_Task to carry out_: Reproduce every record below exactly as written, leaving out any pictures.

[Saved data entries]
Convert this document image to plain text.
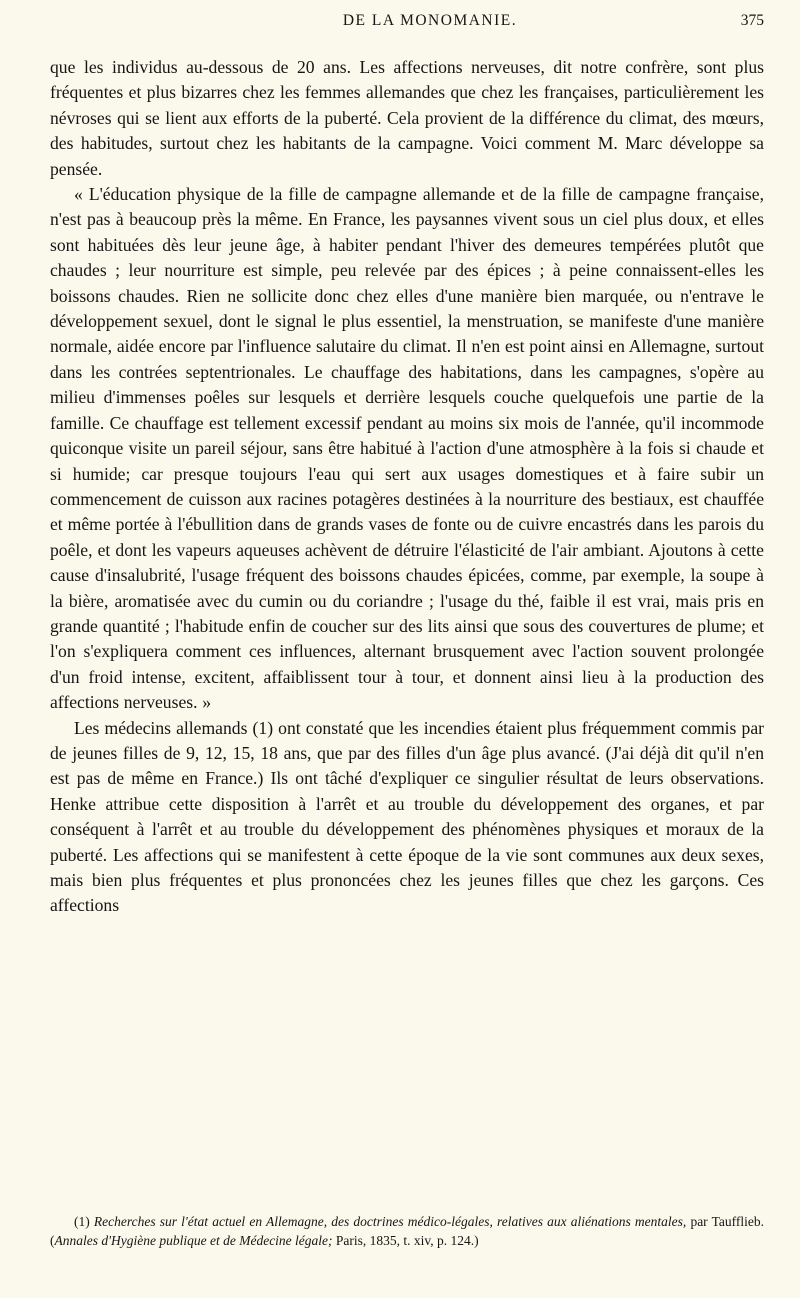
DE LA MONOMANIE.	375

que les individus au-dessous de 20 ans. Les affections nerveuses, dit notre confrère, sont plus fréquentes et plus bizarres chez les femmes allemandes que chez les françaises, particulièrement les névroses qui se lient aux efforts de la puberté. Cela provient de la différence du climat, des mœurs, des habitudes, surtout chez les habitants de la campagne. Voici comment M. Marc développe sa pensée.

« L'éducation physique de la fille de campagne allemande et de la fille de campagne française, n'est pas à beaucoup près la même. En France, les paysannes vivent sous un ciel plus doux, et elles sont habituées dès leur jeune âge, à habiter pendant l'hiver des demeures tempérées plutôt que chaudes ; leur nourriture est simple, peu relevée par des épices ; à peine connaissent-elles les boissons chaudes. Rien ne sollicite donc chez elles d'une manière bien marquée, ou n'entrave le développement sexuel, dont le signal le plus essentiel, la menstruation, se manifeste d'une manière normale, aidée encore par l'influence salutaire du climat. Il n'en est point ainsi en Allemagne, surtout dans les contrées septentrionales. Le chauffage des habitations, dans les campagnes, s'opère au milieu d'immenses poêles sur lesquels et derrière lesquels couche quelquefois une partie de la famille. Ce chauffage est tellement excessif pendant au moins six mois de l'année, qu'il incommode quiconque visite un pareil séjour, sans être habitué à l'action d'une atmosphère à la fois si chaude et si humide; car presque toujours l'eau qui sert aux usages domestiques et à faire subir un commencement de cuisson aux racines potagères destinées à la nourriture des bestiaux, est chauffée et même portée à l'ébullition dans de grands vases de fonte ou de cuivre encastrés dans les parois du poêle, et dont les vapeurs aqueuses achèvent de détruire l'élasticité de l'air ambiant. Ajoutons à cette cause d'insalubrité, l'usage fréquent des boissons chaudes épicées, comme, par exemple, la soupe à la bière, aromatisée avec du cumin ou du coriandre ; l'usage du thé, faible il est vrai, mais pris en grande quantité ; l'habitude enfin de coucher sur des lits ainsi que sous des couvertures de plume; et l'on s'expliquera comment ces influences, alternant brusquement avec l'action souvent prolongée d'un froid intense, excitent, affaiblissent tour à tour, et donnent ainsi lieu à la production des affections nerveuses. »

Les médecins allemands (1) ont constaté que les incendies étaient plus fréquemment commis par de jeunes filles de 9, 12, 15, 18 ans, que par des filles d'un âge plus avancé. (J'ai déjà dit qu'il n'en est pas de même en France.) Ils ont tâché d'expliquer ce singulier résultat de leurs observations. Henke attribue cette disposition à l'arrêt et au trouble du développement des organes, et par conséquent à l'arrêt et au trouble du développement des phénomènes physiques et moraux de la puberté. Les affections qui se manifestent à cette époque de la vie sont communes aux deux sexes, mais bien plus fréquentes et plus prononcées chez les jeunes filles que chez les garçons. Ces affections

(1) Recherches sur l'état actuel en Allemagne, des doctrines médico-légales, relatives aux aliénations mentales, par Taufflieb. (Annales d'Hygiène publique et de Médecine légale; Paris, 1835, t. xiv, p. 124.)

_Output for this task_:
Convert this document image to plain text.
DE LA MONOMANIE.	375

que les individus au-dessous de 20 ans. Les affections nerveuses, dit notre confrère, sont plus fréquentes et plus bizarres chez les femmes allemandes que chez les françaises, particulièrement les névroses qui se lient aux efforts de la puberté. Cela provient de la différence du climat, des mœurs, des habitudes, surtout chez les habitants de la campagne. Voici comment M. Marc développe sa pensée.

« L'éducation physique de la fille de campagne allemande et de la fille de campagne française, n'est pas à beaucoup près la même. En France, les paysannes vivent sous un ciel plus doux, et elles sont habituées dès leur jeune âge, à habiter pendant l'hiver des demeures tempérées plutôt que chaudes ; leur nourriture est simple, peu relevée par des épices ; à peine connaissent-elles les boissons chaudes. Rien ne sollicite donc chez elles d'une manière bien marquée, ou n'entrave le développement sexuel, dont le signal le plus essentiel, la menstruation, se manifeste d'une manière normale, aidée encore par l'influence salutaire du climat. Il n'en est point ainsi en Allemagne, surtout dans les contrées septentrionales. Le chauffage des habitations, dans les campagnes, s'opère au milieu d'immenses poêles sur lesquels et derrière lesquels couche quelquefois une partie de la famille. Ce chauffage est tellement excessif pendant au moins six mois de l'année, qu'il incommode quiconque visite un pareil séjour, sans être habitué à l'action d'une atmosphère à la fois si chaude et si humide; car presque toujours l'eau qui sert aux usages domestiques et à faire subir un commencement de cuisson aux racines potagères destinées à la nourriture des bestiaux, est chauffée et même portée à l'ébullition dans de grands vases de fonte ou de cuivre encastrés dans les parois du poêle, et dont les vapeurs aqueuses achèvent de détruire l'élasticité de l'air ambiant. Ajoutons à cette cause d'insalubrité, l'usage fréquent des boissons chaudes épicées, comme, par exemple, la soupe à la bière, aromatisée avec du cumin ou du coriandre ; l'usage du thé, faible il est vrai, mais pris en grande quantité ; l'habitude enfin de coucher sur des lits ainsi que sous des couvertures de plume; et l'on s'expliquera comment ces influences, alternant brusquement avec l'action souvent prolongée d'un froid intense, excitent, affaiblissent tour à tour, et donnent ainsi lieu à la production des affections nerveuses. »

Les médecins allemands (1) ont constaté que les incendies étaient plus fréquemment commis par de jeunes filles de 9, 12, 15, 18 ans, que par des filles d'un âge plus avancé. (J'ai déjà dit qu'il n'en est pas de même en France.) Ils ont tâché d'expliquer ce singulier résultat de leurs observations. Henke attribue cette disposition à l'arrêt et au trouble du développement des organes, et par conséquent à l'arrêt et au trouble du développement des phénomènes physiques et moraux de la puberté. Les affections qui se manifestent à cette époque de la vie sont communes aux deux sexes, mais bien plus fréquentes et plus prononcées chez les jeunes filles que chez les garçons. Ces affections

(1) Recherches sur l'état actuel en Allemagne, des doctrines médico-légales, relatives aux aliénations mentales, par Taufflieb. (Annales d'Hygiène publique et de Médecine légale; Paris, 1835, t. xiv, p. 124.)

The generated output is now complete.